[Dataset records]
::::
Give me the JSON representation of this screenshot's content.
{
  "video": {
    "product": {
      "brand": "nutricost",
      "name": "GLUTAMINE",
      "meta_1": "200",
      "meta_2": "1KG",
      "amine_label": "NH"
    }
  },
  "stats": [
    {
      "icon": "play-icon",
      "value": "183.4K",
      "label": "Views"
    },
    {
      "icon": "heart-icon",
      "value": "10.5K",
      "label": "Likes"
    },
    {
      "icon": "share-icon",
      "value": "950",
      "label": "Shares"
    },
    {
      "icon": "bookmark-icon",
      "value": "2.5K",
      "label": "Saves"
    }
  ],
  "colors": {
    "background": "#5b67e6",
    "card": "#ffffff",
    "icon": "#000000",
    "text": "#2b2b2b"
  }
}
::::
_REQUEST_
Reproduce the full set of records precisely.

_OUTPUT FOR THIS TASK_
Give me the JSON representation of this screenshot's content.
{
  "video": {
    "product": {
      "brand": "nutricost",
      "name": "GLUTAMINE",
      "meta_1": "200",
      "meta_2": "1KG",
      "amine_label": "NH"
    }
  },
  "stats": [
    {
      "icon": "play-icon",
      "value": "183.4K",
      "label": "Views"
    },
    {
      "icon": "heart-icon",
      "value": "10.5K",
      "label": "Likes"
    },
    {
      "icon": "share-icon",
      "value": "950",
      "label": "Shares"
    },
    {
      "icon": "bookmark-icon",
      "value": "2.5K",
      "label": "Saves"
    }
  ],
  "colors": {
    "background": "#5b67e6",
    "card": "#ffffff",
    "icon": "#000000",
    "text": "#2b2b2b"
  }
}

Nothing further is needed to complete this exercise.